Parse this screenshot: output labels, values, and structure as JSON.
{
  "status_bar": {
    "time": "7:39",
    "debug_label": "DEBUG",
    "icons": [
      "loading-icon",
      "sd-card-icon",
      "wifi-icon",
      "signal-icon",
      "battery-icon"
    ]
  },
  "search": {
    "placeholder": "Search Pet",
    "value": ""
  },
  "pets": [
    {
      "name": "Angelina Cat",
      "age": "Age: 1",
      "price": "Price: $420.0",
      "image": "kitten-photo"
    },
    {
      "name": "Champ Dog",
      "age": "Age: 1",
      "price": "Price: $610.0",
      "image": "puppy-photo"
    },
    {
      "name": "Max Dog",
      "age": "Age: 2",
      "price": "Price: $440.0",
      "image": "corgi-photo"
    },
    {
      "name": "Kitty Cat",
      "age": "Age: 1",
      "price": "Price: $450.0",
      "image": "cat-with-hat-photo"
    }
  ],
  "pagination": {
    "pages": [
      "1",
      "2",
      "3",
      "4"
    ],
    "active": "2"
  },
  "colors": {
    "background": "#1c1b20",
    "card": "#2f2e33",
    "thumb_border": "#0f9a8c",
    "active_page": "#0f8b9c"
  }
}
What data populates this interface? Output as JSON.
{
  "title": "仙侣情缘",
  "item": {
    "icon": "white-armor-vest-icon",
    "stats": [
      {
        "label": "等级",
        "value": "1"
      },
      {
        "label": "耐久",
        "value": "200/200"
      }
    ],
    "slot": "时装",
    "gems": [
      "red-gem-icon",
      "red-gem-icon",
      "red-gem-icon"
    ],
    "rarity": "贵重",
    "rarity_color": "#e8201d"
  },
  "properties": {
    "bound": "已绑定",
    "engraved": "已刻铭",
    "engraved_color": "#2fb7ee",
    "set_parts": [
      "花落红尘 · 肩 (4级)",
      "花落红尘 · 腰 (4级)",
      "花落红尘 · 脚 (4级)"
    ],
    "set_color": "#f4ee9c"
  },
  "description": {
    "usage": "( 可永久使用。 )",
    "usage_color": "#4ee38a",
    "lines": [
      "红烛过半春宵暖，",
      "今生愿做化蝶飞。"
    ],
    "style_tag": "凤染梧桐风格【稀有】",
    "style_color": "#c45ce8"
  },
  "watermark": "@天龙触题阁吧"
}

▸ Task details:
Set down all of the data above, word for word.

▸ Response:
Parse this screenshot: output labels, values, and structure as JSON.
{
  "status_bar": {
    "time": "7:39",
    "debug_label": "DEBUG",
    "icons": [
      "loading-icon",
      "sd-card-icon",
      "wifi-icon",
      "signal-icon",
      "battery-icon"
    ]
  },
  "search": {
    "placeholder": "Search Pet",
    "value": ""
  },
  "pets": [
    {
      "name": "Angelina Cat",
      "age": "Age: 1",
      "price": "Price: $420.0",
      "image": "kitten-photo"
    },
    {
      "name": "Champ Dog",
      "age": "Age: 1",
      "price": "Price: $610.0",
      "image": "puppy-photo"
    },
    {
      "name": "Max Dog",
      "age": "Age: 2",
      "price": "Price: $440.0",
      "image": "corgi-photo"
    },
    {
      "name": "Kitty Cat",
      "age": "Age: 1",
      "price": "Price: $450.0",
      "image": "cat-with-hat-photo"
    }
  ],
  "pagination": {
    "pages": [
      "1",
      "2",
      "3",
      "4"
    ],
    "active": "2"
  },
  "colors": {
    "background": "#1c1b20",
    "card": "#2f2e33",
    "thumb_border": "#0f9a8c",
    "active_page": "#0f8b9c"
  }
}
What data populates this interface? Output as JSON.
{
  "title": "仙侣情缘",
  "item": {
    "icon": "white-armor-vest-icon",
    "stats": [
      {
        "label": "等级",
        "value": "1"
      },
      {
        "label": "耐久",
        "value": "200/200"
      }
    ],
    "slot": "时装",
    "gems": [
      "red-gem-icon",
      "red-gem-icon",
      "red-gem-icon"
    ],
    "rarity": "贵重",
    "rarity_color": "#e8201d"
  },
  "properties": {
    "bound": "已绑定",
    "engraved": "已刻铭",
    "engraved_color": "#2fb7ee",
    "set_parts": [
      "花落红尘 · 肩 (4级)",
      "花落红尘 · 腰 (4级)",
      "花落红尘 · 脚 (4级)"
    ],
    "set_color": "#f4ee9c"
  },
  "description": {
    "usage": "( 可永久使用。 )",
    "usage_color": "#4ee38a",
    "lines": [
      "红烛过半春宵暖，",
      "今生愿做化蝶飞。"
    ],
    "style_tag": "凤染梧桐风格【稀有】",
    "style_color": "#c45ce8"
  },
  "watermark": "@天龙触题阁吧"
}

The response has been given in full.